### EXERCISE TASK
Below are the records. Gather each line that holds "Before".

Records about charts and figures

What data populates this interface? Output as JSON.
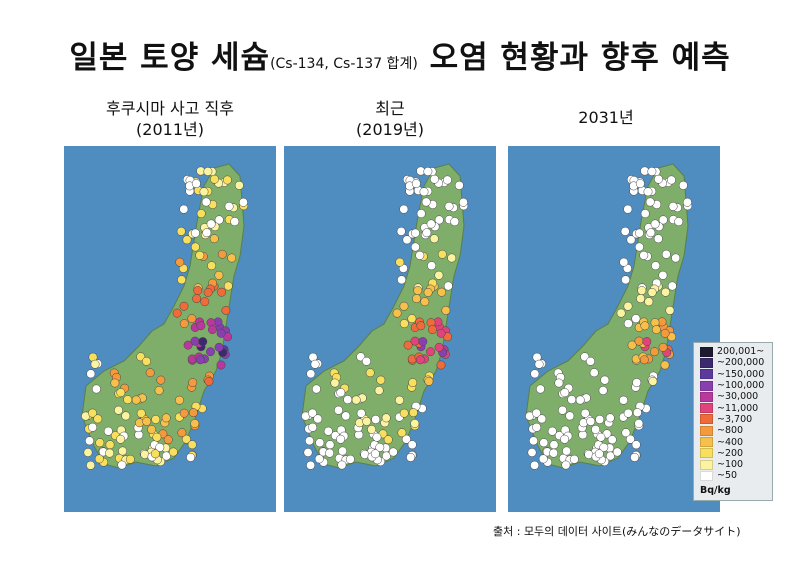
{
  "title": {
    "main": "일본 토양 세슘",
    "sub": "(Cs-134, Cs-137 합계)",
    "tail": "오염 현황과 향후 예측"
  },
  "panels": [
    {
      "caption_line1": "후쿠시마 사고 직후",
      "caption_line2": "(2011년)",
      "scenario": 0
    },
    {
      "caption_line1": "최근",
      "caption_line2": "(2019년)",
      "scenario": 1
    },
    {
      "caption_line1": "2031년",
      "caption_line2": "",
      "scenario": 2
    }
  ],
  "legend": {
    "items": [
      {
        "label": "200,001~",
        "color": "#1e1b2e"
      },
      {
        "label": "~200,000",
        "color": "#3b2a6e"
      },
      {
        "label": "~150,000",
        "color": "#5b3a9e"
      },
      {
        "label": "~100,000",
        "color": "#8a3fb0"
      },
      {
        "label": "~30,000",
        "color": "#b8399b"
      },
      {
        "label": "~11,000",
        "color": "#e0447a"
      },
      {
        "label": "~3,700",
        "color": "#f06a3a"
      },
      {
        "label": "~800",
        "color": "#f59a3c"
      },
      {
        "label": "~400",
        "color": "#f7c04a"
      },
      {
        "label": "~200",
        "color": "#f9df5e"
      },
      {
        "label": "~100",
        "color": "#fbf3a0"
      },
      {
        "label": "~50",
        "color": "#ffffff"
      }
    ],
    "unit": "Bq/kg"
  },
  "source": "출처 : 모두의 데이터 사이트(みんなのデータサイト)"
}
--
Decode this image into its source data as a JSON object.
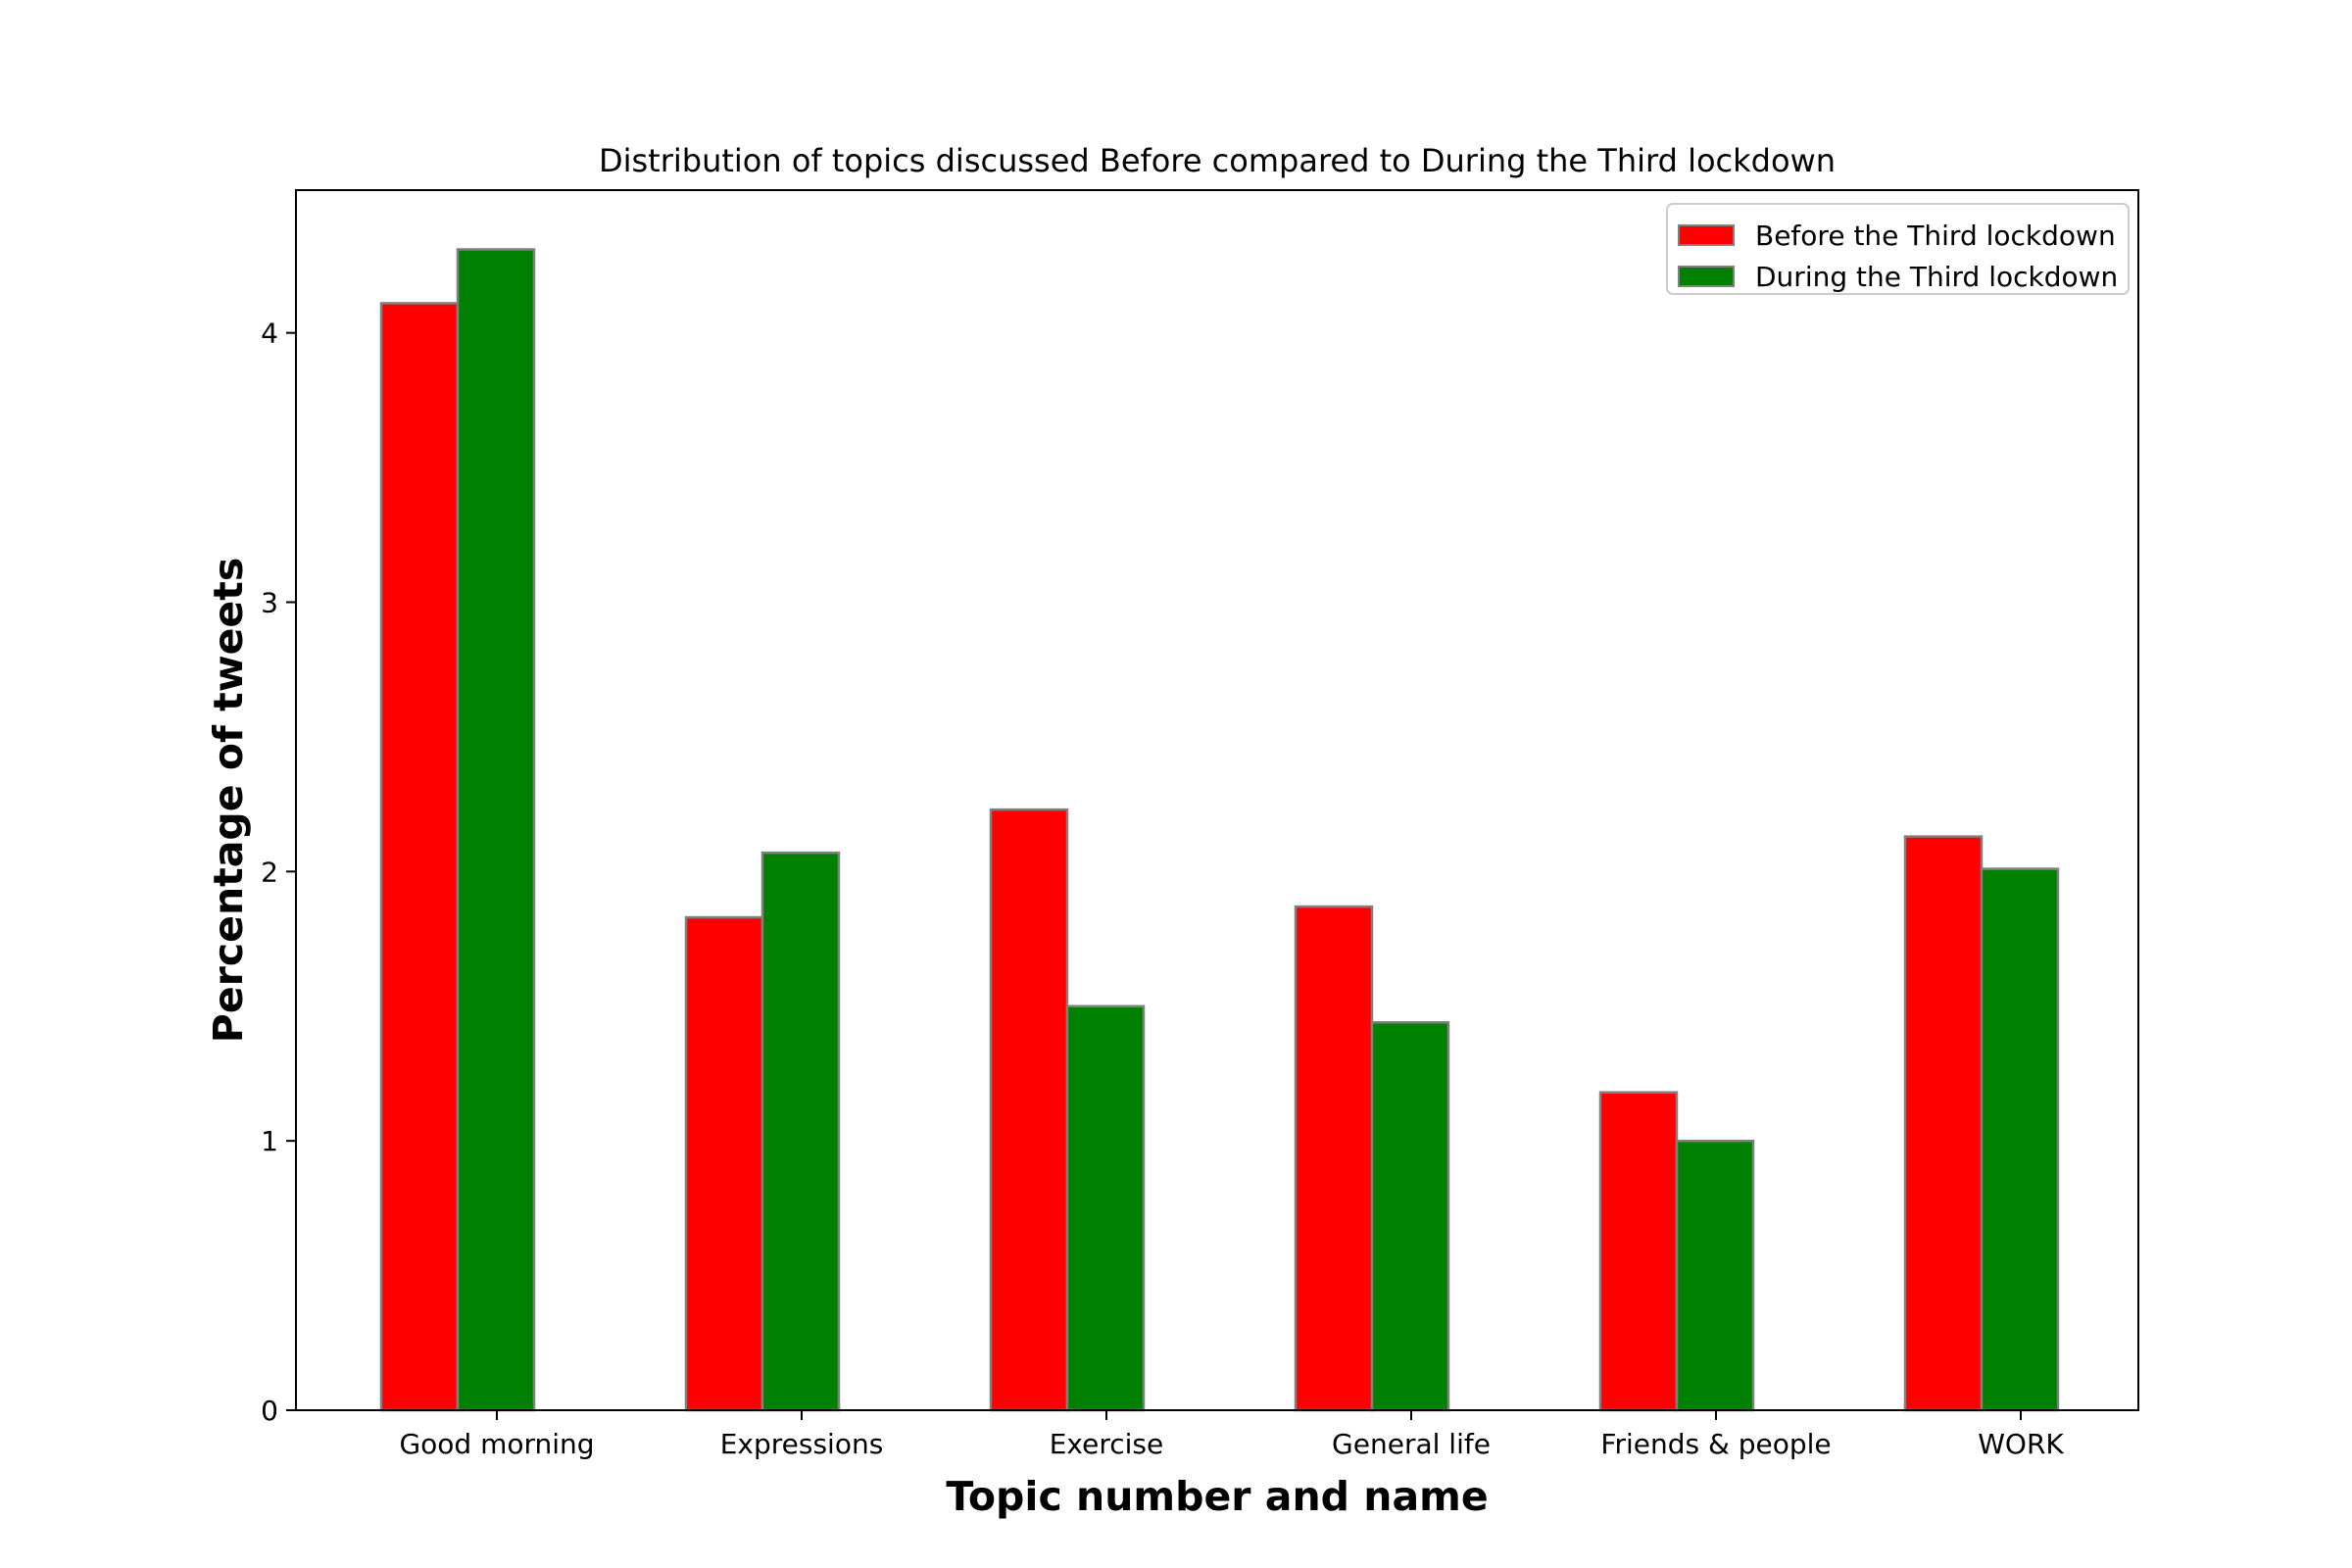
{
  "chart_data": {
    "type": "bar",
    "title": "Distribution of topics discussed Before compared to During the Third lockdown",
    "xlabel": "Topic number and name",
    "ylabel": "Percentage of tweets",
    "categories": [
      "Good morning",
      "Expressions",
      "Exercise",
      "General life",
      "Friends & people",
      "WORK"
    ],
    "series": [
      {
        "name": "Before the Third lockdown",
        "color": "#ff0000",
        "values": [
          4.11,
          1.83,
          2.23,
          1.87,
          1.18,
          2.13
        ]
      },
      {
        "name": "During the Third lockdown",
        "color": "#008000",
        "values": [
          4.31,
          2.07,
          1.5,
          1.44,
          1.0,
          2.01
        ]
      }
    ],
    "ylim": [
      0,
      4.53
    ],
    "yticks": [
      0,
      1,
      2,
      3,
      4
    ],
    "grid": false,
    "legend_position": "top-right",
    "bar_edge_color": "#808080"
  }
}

### EXERCISE RESPONSE
    "title": "Distribution of topics discussed Before compared to During the Third lockdown",
        "name": "Before the Third lockdown",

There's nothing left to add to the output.